All the data should be repeated exactly. Any image in it is left out.

(Dataset records on visual material)
>>>
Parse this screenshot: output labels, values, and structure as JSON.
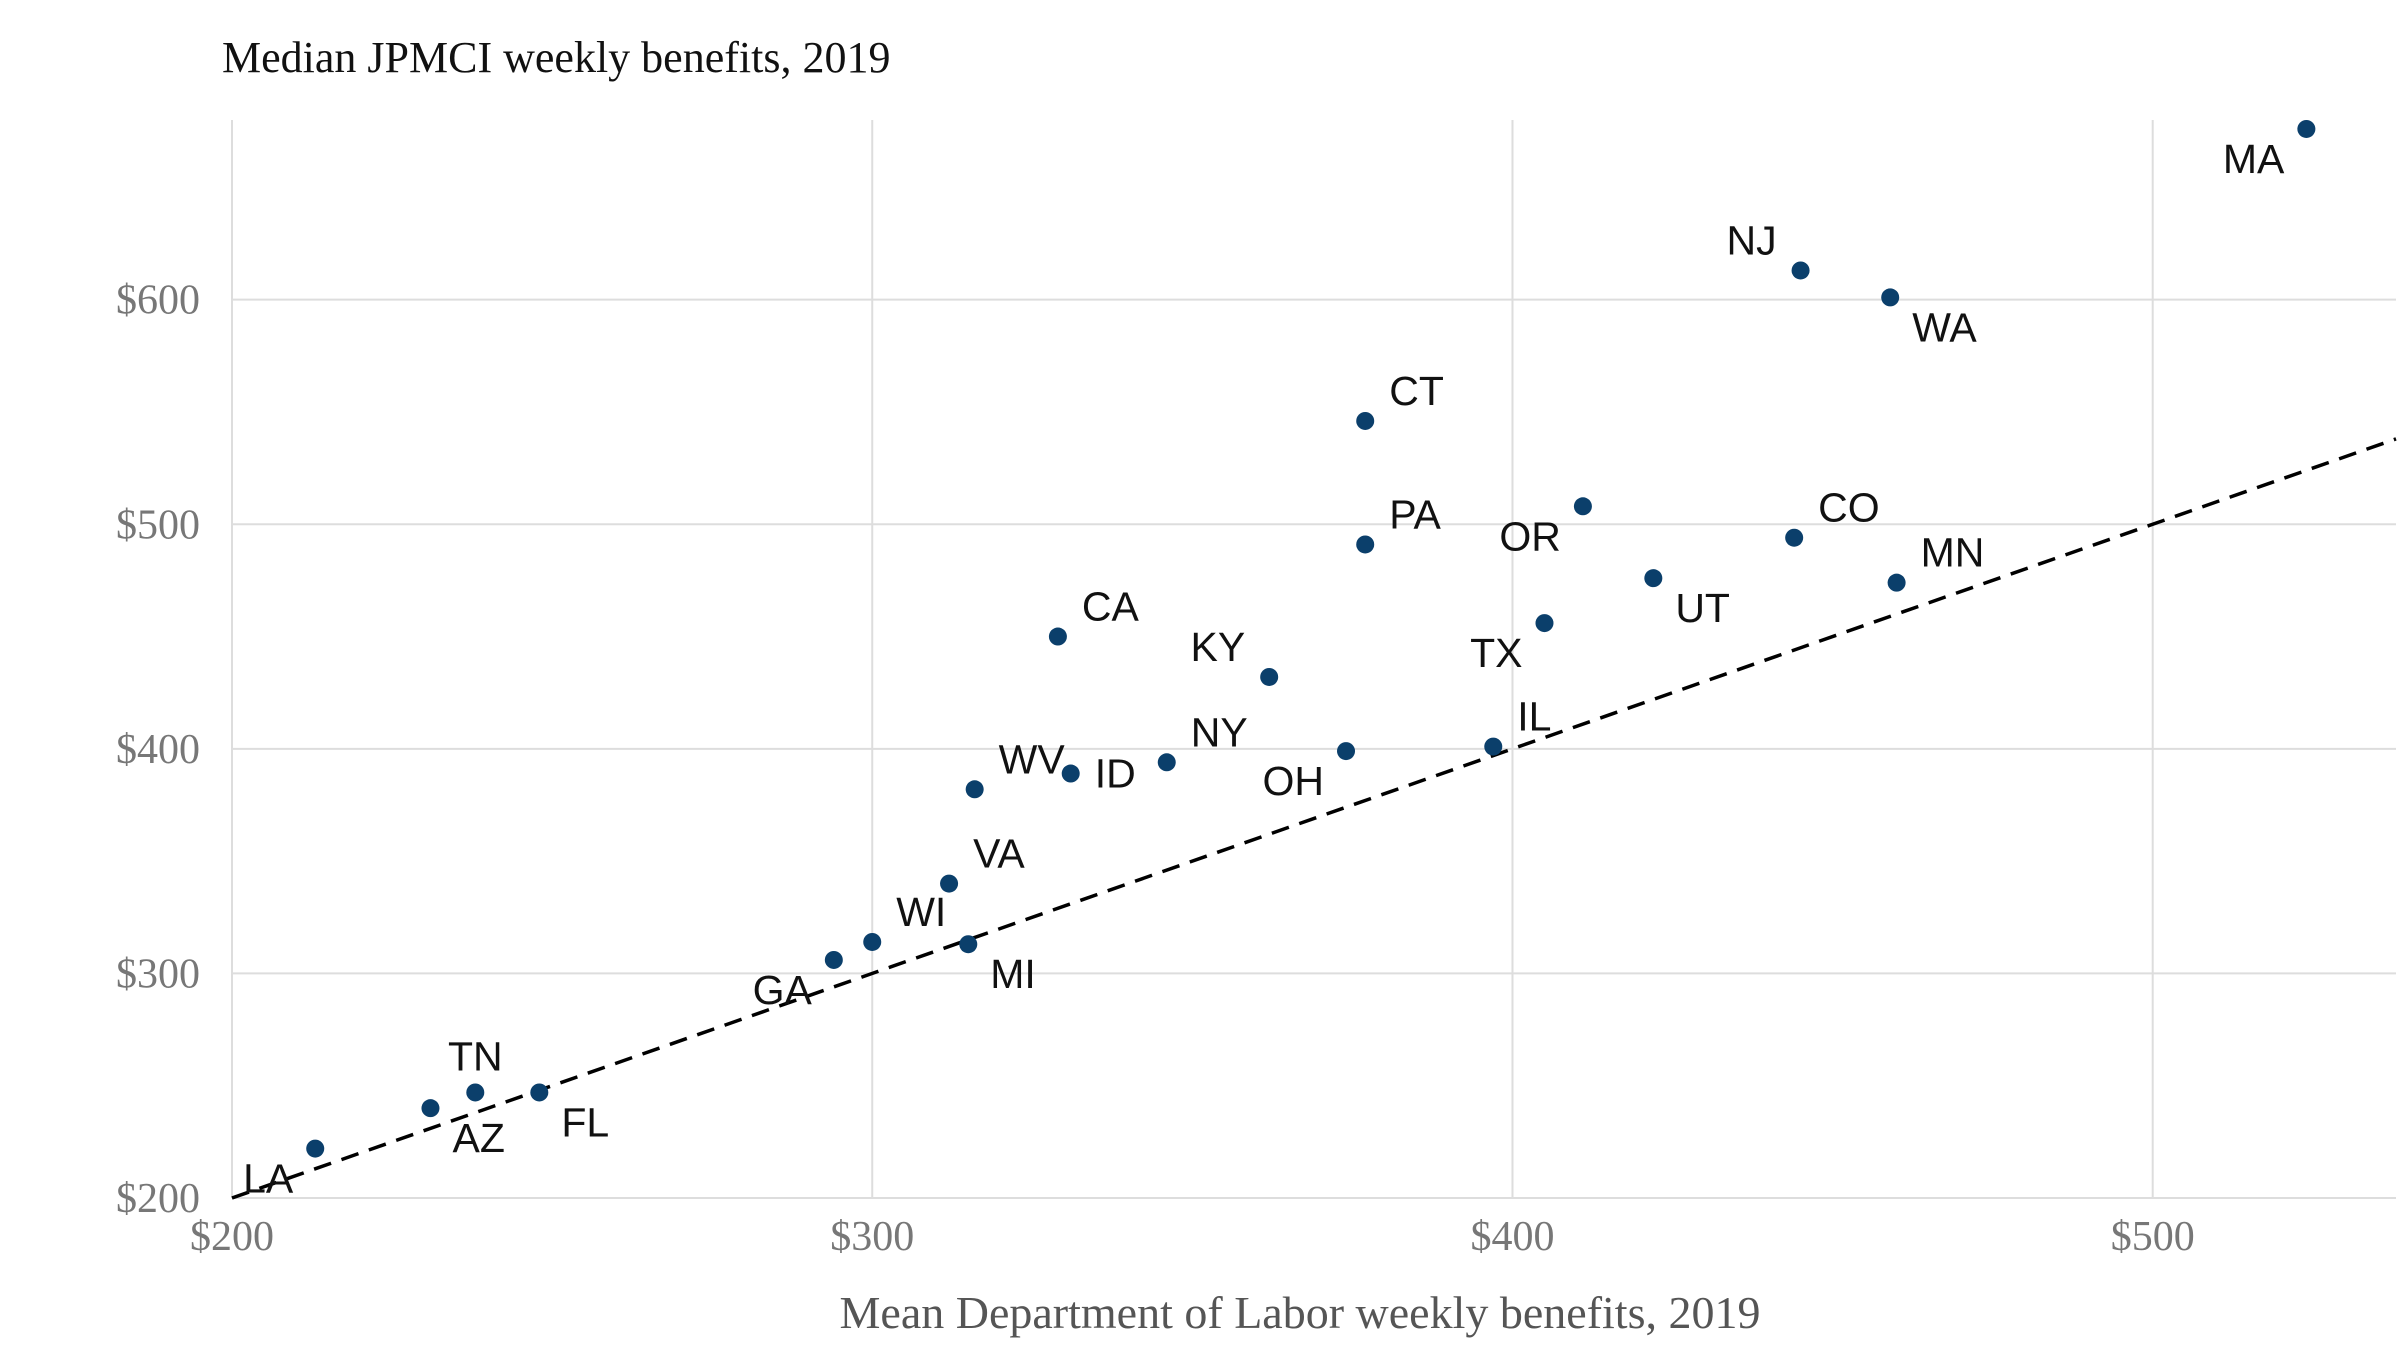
{
  "chart_data": {
    "type": "scatter",
    "title": "Median JPMCI weekly benefits, 2019",
    "xlabel": "Mean Department of Labor weekly benefits, 2019",
    "ylabel": "",
    "xlim": [
      200,
      538
    ],
    "ylim": [
      200,
      680
    ],
    "x_ticks": [
      200,
      300,
      400,
      500
    ],
    "x_tick_labels": [
      "$200",
      "$300",
      "$400",
      "$500"
    ],
    "y_ticks": [
      200,
      300,
      400,
      500,
      600
    ],
    "y_tick_labels": [
      "$200",
      "$300",
      "$400",
      "$500",
      "$600"
    ],
    "grid": true,
    "point_color": "#0b3f6b",
    "reference_line": {
      "style": "dashed",
      "color": "#000000",
      "slope": 1,
      "intercept": 0
    },
    "points": [
      {
        "label": "LA",
        "x": 213,
        "y": 222,
        "label_pos": "below-left"
      },
      {
        "label": "AZ",
        "x": 231,
        "y": 240,
        "label_pos": "below-right"
      },
      {
        "label": "TN",
        "x": 238,
        "y": 247,
        "label_pos": "above"
      },
      {
        "label": "FL",
        "x": 248,
        "y": 247,
        "label_pos": "below-right"
      },
      {
        "label": "GA",
        "x": 294,
        "y": 306,
        "label_pos": "below-left"
      },
      {
        "label": "WI",
        "x": 300,
        "y": 314,
        "label_pos": "above-right"
      },
      {
        "label": "VA",
        "x": 312,
        "y": 340,
        "label_pos": "above-right"
      },
      {
        "label": "MI",
        "x": 315,
        "y": 313,
        "label_pos": "below-right"
      },
      {
        "label": "WV",
        "x": 316,
        "y": 382,
        "label_pos": "above-right"
      },
      {
        "label": "CA",
        "x": 329,
        "y": 450,
        "label_pos": "above-right"
      },
      {
        "label": "ID",
        "x": 331,
        "y": 389,
        "label_pos": "right"
      },
      {
        "label": "NY",
        "x": 346,
        "y": 394,
        "label_pos": "above-right"
      },
      {
        "label": "KY",
        "x": 362,
        "y": 432,
        "label_pos": "above-left"
      },
      {
        "label": "OH",
        "x": 374,
        "y": 399,
        "label_pos": "below-left"
      },
      {
        "label": "PA",
        "x": 377,
        "y": 491,
        "label_pos": "above-right"
      },
      {
        "label": "CT",
        "x": 377,
        "y": 546,
        "label_pos": "above-right"
      },
      {
        "label": "IL",
        "x": 397,
        "y": 401,
        "label_pos": "above-right"
      },
      {
        "label": "TX",
        "x": 405,
        "y": 456,
        "label_pos": "below-left"
      },
      {
        "label": "OR",
        "x": 411,
        "y": 508,
        "label_pos": "below-left"
      },
      {
        "label": "UT",
        "x": 422,
        "y": 476,
        "label_pos": "below-right"
      },
      {
        "label": "CO",
        "x": 444,
        "y": 494,
        "label_pos": "above-right"
      },
      {
        "label": "NJ",
        "x": 445,
        "y": 613,
        "label_pos": "above-left"
      },
      {
        "label": "WA",
        "x": 459,
        "y": 601,
        "label_pos": "below-right"
      },
      {
        "label": "MN",
        "x": 460,
        "y": 474,
        "label_pos": "above-right"
      },
      {
        "label": "MA",
        "x": 524,
        "y": 676,
        "label_pos": "below-left"
      }
    ]
  }
}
<<<
* Problem solution:
Parse this screenshot: output labels, values, and structure as JSON.
{
  "chart_data": {
    "type": "scatter",
    "title": "Median JPMCI weekly benefits, 2019",
    "xlabel": "Mean Department of Labor weekly benefits, 2019",
    "ylabel": "",
    "xlim": [
      200,
      538
    ],
    "ylim": [
      200,
      680
    ],
    "x_ticks": [
      200,
      300,
      400,
      500
    ],
    "x_tick_labels": [
      "$200",
      "$300",
      "$400",
      "$500"
    ],
    "y_ticks": [
      200,
      300,
      400,
      500,
      600
    ],
    "y_tick_labels": [
      "$200",
      "$300",
      "$400",
      "$500",
      "$600"
    ],
    "grid": true,
    "point_color": "#0b3f6b",
    "reference_line": {
      "style": "dashed",
      "color": "#000000",
      "slope": 1,
      "intercept": 0
    },
    "points": [
      {
        "label": "LA",
        "x": 213,
        "y": 222,
        "label_pos": "below-left"
      },
      {
        "label": "AZ",
        "x": 231,
        "y": 240,
        "label_pos": "below-right"
      },
      {
        "label": "TN",
        "x": 238,
        "y": 247,
        "label_pos": "above"
      },
      {
        "label": "FL",
        "x": 248,
        "y": 247,
        "label_pos": "below-right"
      },
      {
        "label": "GA",
        "x": 294,
        "y": 306,
        "label_pos": "below-left"
      },
      {
        "label": "WI",
        "x": 300,
        "y": 314,
        "label_pos": "above-right"
      },
      {
        "label": "VA",
        "x": 312,
        "y": 340,
        "label_pos": "above-right"
      },
      {
        "label": "MI",
        "x": 315,
        "y": 313,
        "label_pos": "below-right"
      },
      {
        "label": "WV",
        "x": 316,
        "y": 382,
        "label_pos": "above-right"
      },
      {
        "label": "CA",
        "x": 329,
        "y": 450,
        "label_pos": "above-right"
      },
      {
        "label": "ID",
        "x": 331,
        "y": 389,
        "label_pos": "right"
      },
      {
        "label": "NY",
        "x": 346,
        "y": 394,
        "label_pos": "above-right"
      },
      {
        "label": "KY",
        "x": 362,
        "y": 432,
        "label_pos": "above-left"
      },
      {
        "label": "OH",
        "x": 374,
        "y": 399,
        "label_pos": "below-left"
      },
      {
        "label": "PA",
        "x": 377,
        "y": 491,
        "label_pos": "above-right"
      },
      {
        "label": "CT",
        "x": 377,
        "y": 546,
        "label_pos": "above-right"
      },
      {
        "label": "IL",
        "x": 397,
        "y": 401,
        "label_pos": "above-right"
      },
      {
        "label": "TX",
        "x": 405,
        "y": 456,
        "label_pos": "below-left"
      },
      {
        "label": "OR",
        "x": 411,
        "y": 508,
        "label_pos": "below-left"
      },
      {
        "label": "UT",
        "x": 422,
        "y": 476,
        "label_pos": "below-right"
      },
      {
        "label": "CO",
        "x": 444,
        "y": 494,
        "label_pos": "above-right"
      },
      {
        "label": "NJ",
        "x": 445,
        "y": 613,
        "label_pos": "above-left"
      },
      {
        "label": "WA",
        "x": 459,
        "y": 601,
        "label_pos": "below-right"
      },
      {
        "label": "MN",
        "x": 460,
        "y": 474,
        "label_pos": "above-right"
      },
      {
        "label": "MA",
        "x": 524,
        "y": 676,
        "label_pos": "below-left"
      }
    ]
  }
}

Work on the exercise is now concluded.